:: PROBLEM TO WORK ON ::
Scan the material below for the string "حديث", and copy every line where it shows up.

:: PROVIDED RECORDS ::
----

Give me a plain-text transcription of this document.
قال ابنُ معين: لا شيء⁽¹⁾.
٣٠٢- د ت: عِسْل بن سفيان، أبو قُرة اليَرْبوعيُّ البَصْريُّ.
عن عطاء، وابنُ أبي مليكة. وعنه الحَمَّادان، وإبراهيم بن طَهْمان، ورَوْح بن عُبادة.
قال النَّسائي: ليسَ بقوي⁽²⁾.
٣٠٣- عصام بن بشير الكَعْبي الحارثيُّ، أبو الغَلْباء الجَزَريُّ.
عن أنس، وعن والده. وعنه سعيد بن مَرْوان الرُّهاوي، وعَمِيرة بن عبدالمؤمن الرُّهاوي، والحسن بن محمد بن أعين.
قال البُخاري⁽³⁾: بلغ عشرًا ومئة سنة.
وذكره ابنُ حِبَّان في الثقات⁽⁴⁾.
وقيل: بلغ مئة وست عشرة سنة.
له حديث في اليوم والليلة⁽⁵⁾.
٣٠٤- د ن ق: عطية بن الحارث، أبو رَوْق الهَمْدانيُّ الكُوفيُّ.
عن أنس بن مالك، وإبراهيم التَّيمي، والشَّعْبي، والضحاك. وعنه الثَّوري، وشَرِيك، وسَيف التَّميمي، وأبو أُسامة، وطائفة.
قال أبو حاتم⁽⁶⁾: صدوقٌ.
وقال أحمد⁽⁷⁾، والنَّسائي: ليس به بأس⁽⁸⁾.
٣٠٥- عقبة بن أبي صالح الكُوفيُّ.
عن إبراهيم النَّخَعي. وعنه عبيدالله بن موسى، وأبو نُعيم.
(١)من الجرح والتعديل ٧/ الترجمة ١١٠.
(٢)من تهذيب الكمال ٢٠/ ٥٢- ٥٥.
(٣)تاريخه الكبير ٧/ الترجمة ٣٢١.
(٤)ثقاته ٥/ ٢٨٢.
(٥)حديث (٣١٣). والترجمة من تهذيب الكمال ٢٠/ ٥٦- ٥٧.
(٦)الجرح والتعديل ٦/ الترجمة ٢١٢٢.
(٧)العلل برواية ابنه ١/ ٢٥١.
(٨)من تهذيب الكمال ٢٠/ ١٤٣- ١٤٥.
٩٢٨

----

:: CORRECT RESPONSE ::
له حديث في اليوم والليلة⁽⁵⁾.
(٥)حديث (٣١٣). والترجمة من تهذيب الكمال ٢٠/ ٥٦- ٥٧.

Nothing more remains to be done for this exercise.